::: TEXT SECTION :::

I actually knew a friend who was writing a tragic disaster story set in conditions much like you are (advocating?) here.

Die Neue Zeit
23rd November 2011, 03:08
I'm not really advocating, just warning of the second-worst-case scenario (the worst being no industrial redevelopment, no ecological sustainability, and the general drive to extinction). This would be the Coordinator Revolution, free from bourgeois and petit-bourgeois property relations, in its purest form.

Ocean Seal
23rd November 2011, 03:12
What will (does) happen in these situations is millions of people will be living in poisoned hellholes that are more and more likely to flood or suffer other extreme weather conditions, have previously unknown diseases, and whose infrastructure is breaking down.

Whilst this should make more people question the current organisation of society, it also quite obviously is a huge barrier to organising against and fighting capitalism. It also paradoxically makes it easier for capitalism to offer a host of miracle solutions that don't actually solve the problem. How many people, for instance, came out of the Hurricane Katrina disaster in the USA a few years ago going 'you know what, the governments's handling of the whole thing has convinced me that marxism is the answer'? Repeat that for the BP debacle, the Bhopal disaster, the sinking of the Exxon Valdez, or a million other environmental catastrophes where capitalism either caused it directly, or made a natural phenomenon into a catastrophe with bad decision making and under-use of resources?

Most people I'd hazed think that the system needs tweaking but environmental catastrophes can be a hugely effective way for capitalism to present itself as a technological and dynamic solution to its own problems - 'this is too big and complex for you to deal with, you need the government and corporations with their technology and massive resources, research labs etc to sort this out'.

I agree with this post. We really need to start getting rid of those bourgeoisie rq. I mean this quite seriously, the environment is essentially a clock for revolution. Significant environmental decay is going to take a very long time to repair even under socialism. And environmental decay is a way for capitalists to opportunistically enforce austerity measures and really fuck us quite hard. I'm going to say this, I really hope that the tides of class war turn in 50 years or less, I really do. If they do we might be able to avoid a global ecological catastrophe.

Jose Gracchus
23rd November 2011, 03:13
DNZ: Now there's something you said I can agree with. This sounds like every right-technocrat peakist or Malthusian or hard green really wants.

Though I am skeptical that such a social form is really possible. "High Stalinism" never departed that much from value, even in theory.

Die Neue Zeit
23rd November 2011, 03:15
Why would "right-technocrats" want this? It's free from bourgeois and petit-bourgeois property relations (Marx's adage about capital being a fetter to its own expansion or something like that). Heavy-handed authoritarian planning based on labour time would atomize black markets and their development. Now, Malthusians and "hard greens"? Maybe.

::: DATA EXTRACTS :::

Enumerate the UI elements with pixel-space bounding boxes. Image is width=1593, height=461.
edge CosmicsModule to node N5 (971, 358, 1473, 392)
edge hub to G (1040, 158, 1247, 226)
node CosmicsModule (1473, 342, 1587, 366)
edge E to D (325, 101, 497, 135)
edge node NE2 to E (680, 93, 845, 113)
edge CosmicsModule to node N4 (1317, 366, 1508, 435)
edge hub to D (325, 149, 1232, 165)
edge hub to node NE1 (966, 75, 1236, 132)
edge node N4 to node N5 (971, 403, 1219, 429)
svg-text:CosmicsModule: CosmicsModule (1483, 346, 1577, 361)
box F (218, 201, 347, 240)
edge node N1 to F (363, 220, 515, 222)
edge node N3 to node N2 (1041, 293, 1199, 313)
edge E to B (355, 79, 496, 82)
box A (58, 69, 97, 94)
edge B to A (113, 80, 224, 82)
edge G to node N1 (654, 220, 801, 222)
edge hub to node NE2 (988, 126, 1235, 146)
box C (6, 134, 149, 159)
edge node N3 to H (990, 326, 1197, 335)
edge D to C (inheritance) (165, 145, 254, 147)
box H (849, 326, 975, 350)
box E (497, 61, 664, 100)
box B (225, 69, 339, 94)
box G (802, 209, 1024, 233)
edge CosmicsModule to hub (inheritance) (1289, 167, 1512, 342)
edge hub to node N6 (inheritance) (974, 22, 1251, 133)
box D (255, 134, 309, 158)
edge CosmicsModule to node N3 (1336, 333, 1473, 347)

:::

*WHAT YOU NEED TO DO:*
A - In the forum discussion about environmental collapse and revolution, what does Die Neue Zeit name as the worst-case scenario?
B - Carry on the forum discussion about environmental collapse and revolution from the point where it stops.

*RESPONSES IN ORDER:*
A - No industrial redevelopment, no ecological sustainability, and the general drive to extinction.

B -
My scenario was a critique of Bordiga's authoritarian turn from "The Democratic Principle" onwards.

I'm just saying, coming from my much younger, more utilitarian-based background, that this Coordinator Revolution mixing Act Utilitarianism, Bordigism, and "High Stalinism" would be the second-worst scenario compared to staying in the downward spiral within barbarism.


Though I am skeptical that such a social form is really possible. "High Stalinism" never departed that much from value, even in theory.

Why do you doubt the possibility? Desperate times call for desperate measures.

socialistjustin
23rd November 2011, 04:03
Aren't we already fucked? I remember 5 years ago when this debate was happening we would need to make changes in 5 or so years to avoid catastrophe. It has been 5 years and we have done fuck all. We're these projections alarmist or real?

Le Rouge
23rd November 2011, 04:10
Aren't we already fucked? I remember 5 years ago when this debate was happening we would need to make changes in 5 or so years to avoid catastrophe. It has been 5 years and we have done fuck all. We're these projections alarmist or real?

But what do you mean by fucked? That the world will end? That many species/people will die? Complete melting of poles?

We are not fucked and will never be in our lifetime...But i didn't say we won't have many environmental problems.

socialistjustin
23rd November 2011, 04:16
By fucked I mean the process of climate change being nearly irreversible. With that you would get all the resources wars and such. Even now there are droughts and extreme weather taking place. There was a book called Tropic of Chaos that was released recently talking about the drought the horn of Africa and other places. Haven't read it, but it sounds pretty horrific.

Jose Gracchus
23rd November 2011, 07:20
Why would "right-technocrats" want this? It's free from bourgeois and petit-bourgeois property relations (Marx's adage about capital being a fetter to its own expansion or something like that). Heavy-handed authoritarian planning based on labour time would atomize black markets and their development. Now, Malthusians and "hard greens"? Maybe.

I disagree. I think that it is impossible to arbitrarily suppress money or pseudo-monetary exchange by fiat, even with the use of labour-hour accounting and labor-hour consumer-points for consumption. The ruble was not instrumental to Soviet black markets; in fact, the exchange-economy was characterized by the insufficiency of the ruble for fill bourgeois-money (universal commodity) functions. The gray and black market used blat, barter, substitute-money (gold or other intuitive stores-of-value), and foreign hard currency.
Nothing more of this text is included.